● Task to carry out
Find the string "zodiaque" in the entries and copy each line that has it.

● Data
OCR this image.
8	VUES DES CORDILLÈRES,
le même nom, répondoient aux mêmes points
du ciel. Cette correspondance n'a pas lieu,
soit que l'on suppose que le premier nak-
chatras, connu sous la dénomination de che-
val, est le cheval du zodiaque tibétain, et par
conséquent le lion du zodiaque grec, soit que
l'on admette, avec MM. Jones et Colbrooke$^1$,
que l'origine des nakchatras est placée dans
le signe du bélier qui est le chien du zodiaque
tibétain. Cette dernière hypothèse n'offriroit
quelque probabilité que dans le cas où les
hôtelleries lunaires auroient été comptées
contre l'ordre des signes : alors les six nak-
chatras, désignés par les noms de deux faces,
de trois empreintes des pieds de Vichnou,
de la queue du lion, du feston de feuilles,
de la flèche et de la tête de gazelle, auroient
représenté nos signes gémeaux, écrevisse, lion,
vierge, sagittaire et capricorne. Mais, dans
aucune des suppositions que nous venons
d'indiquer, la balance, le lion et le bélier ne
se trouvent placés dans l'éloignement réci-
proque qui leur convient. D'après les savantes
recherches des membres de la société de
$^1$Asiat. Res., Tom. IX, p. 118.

● Exercise result
val, est le cheval du zodiaque tibétain, et par
conséquent le lion du zodiaque grec, soit que
le signe du bélier qui est le chien du zodiaque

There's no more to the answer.